#### INPUT:
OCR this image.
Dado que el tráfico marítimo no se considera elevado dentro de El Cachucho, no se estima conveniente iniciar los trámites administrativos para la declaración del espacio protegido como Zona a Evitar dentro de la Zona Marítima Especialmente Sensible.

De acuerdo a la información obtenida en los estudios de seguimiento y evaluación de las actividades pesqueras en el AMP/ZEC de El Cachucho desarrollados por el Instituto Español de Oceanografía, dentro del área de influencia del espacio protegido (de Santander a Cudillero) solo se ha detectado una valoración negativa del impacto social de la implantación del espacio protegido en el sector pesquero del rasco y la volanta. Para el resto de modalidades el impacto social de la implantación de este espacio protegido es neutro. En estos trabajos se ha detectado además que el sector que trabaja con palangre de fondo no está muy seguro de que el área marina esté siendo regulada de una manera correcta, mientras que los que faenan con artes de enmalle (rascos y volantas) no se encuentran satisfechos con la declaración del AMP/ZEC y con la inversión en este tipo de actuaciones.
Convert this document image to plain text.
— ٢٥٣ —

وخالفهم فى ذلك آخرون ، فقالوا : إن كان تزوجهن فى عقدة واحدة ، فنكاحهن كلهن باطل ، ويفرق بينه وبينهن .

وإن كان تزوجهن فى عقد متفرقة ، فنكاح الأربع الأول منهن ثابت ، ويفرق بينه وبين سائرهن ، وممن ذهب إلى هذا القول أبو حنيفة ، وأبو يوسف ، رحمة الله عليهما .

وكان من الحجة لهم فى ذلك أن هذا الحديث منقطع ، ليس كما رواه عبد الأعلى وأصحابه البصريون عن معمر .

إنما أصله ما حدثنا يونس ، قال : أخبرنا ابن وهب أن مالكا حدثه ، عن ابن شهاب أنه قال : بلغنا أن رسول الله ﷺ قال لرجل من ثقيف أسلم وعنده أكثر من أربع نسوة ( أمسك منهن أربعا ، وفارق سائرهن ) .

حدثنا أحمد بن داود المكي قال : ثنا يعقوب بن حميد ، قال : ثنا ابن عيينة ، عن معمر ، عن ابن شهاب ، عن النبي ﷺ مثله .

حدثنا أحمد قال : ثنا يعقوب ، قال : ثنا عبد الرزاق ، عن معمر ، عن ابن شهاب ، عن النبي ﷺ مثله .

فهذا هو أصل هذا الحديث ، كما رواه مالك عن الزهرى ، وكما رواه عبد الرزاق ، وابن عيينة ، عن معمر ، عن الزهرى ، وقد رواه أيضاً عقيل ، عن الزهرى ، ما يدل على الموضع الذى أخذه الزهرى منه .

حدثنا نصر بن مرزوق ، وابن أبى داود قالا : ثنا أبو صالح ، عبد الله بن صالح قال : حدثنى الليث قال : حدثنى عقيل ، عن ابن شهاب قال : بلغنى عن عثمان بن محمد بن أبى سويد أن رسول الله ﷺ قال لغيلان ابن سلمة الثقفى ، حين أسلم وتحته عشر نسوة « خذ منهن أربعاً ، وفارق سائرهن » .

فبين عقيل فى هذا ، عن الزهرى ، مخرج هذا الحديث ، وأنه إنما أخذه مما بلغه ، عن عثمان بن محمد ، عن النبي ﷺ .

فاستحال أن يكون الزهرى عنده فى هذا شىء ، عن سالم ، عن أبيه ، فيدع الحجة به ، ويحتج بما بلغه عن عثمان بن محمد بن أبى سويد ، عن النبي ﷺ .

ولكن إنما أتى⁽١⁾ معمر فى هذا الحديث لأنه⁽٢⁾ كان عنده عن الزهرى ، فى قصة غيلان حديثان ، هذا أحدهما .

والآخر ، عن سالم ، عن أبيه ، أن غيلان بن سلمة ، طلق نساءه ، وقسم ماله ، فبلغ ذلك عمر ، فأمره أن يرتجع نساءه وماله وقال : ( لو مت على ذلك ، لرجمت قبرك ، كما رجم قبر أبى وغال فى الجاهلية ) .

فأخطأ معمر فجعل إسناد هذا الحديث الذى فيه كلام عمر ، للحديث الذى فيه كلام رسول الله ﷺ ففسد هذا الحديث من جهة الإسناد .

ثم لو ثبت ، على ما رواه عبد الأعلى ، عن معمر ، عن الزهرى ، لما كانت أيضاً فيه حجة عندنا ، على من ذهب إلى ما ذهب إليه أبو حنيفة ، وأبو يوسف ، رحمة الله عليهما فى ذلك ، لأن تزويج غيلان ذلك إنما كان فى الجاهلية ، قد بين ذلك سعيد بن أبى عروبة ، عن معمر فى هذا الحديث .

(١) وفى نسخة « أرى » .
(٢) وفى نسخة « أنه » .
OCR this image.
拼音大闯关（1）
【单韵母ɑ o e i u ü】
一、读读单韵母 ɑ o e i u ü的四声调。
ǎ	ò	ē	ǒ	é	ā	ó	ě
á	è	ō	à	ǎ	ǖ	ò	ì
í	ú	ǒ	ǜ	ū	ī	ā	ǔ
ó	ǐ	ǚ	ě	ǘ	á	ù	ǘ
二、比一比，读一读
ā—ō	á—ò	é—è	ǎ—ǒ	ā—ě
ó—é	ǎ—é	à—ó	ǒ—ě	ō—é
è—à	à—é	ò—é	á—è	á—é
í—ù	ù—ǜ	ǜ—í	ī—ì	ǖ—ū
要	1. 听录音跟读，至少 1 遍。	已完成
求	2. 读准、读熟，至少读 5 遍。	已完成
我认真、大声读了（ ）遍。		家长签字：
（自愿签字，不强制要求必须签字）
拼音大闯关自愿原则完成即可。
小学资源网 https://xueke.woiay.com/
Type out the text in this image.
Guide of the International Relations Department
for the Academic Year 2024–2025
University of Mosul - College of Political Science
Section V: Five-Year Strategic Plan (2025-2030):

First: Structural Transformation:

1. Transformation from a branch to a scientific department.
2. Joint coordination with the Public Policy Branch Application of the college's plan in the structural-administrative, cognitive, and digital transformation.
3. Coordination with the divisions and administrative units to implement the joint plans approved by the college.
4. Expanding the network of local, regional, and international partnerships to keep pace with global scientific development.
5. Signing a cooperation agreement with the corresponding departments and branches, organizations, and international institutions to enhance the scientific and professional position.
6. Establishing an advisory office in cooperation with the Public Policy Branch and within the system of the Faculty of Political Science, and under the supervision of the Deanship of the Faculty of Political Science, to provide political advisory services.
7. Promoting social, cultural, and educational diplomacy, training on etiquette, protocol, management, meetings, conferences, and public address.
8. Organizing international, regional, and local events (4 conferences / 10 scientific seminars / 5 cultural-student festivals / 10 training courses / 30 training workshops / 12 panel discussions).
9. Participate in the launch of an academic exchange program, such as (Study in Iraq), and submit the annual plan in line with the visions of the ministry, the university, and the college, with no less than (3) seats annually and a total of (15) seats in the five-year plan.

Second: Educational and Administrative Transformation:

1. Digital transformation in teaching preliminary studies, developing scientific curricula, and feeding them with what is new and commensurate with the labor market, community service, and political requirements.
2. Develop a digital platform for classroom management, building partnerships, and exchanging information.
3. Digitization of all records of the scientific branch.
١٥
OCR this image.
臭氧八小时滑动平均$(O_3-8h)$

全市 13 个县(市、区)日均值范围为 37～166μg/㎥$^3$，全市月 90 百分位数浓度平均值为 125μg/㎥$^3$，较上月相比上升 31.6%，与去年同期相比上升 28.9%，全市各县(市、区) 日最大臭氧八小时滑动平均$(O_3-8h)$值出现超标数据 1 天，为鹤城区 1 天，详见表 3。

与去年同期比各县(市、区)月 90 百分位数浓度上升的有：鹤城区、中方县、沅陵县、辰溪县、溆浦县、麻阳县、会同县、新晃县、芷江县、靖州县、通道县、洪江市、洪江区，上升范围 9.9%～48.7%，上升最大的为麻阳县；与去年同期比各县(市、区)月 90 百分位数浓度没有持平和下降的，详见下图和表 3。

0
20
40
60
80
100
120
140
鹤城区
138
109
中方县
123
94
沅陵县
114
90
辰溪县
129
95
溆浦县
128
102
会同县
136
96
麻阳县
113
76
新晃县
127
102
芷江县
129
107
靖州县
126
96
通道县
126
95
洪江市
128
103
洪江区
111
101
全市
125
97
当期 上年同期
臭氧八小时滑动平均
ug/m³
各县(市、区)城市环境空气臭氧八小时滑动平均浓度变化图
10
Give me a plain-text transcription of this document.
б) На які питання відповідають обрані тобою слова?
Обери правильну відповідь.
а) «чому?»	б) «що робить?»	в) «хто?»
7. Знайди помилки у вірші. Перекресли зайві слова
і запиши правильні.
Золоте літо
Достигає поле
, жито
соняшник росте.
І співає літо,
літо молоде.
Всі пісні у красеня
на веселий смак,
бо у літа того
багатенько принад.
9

#### WHAT THIS TASK INVOLVES:
List the lines of the records where "conferences" occurs.

#### SOLUTION BELOW:
7. Promoting social, cultural, and educational diplomacy, training on etiquette, protocol, management, meetings, conferences, and public address.
8. Organizing international, regional, and local events (4 conferences / 10 scientific seminars / 5 cultural-student festivals / 10 training courses / 30 training workshops / 12 panel discussions).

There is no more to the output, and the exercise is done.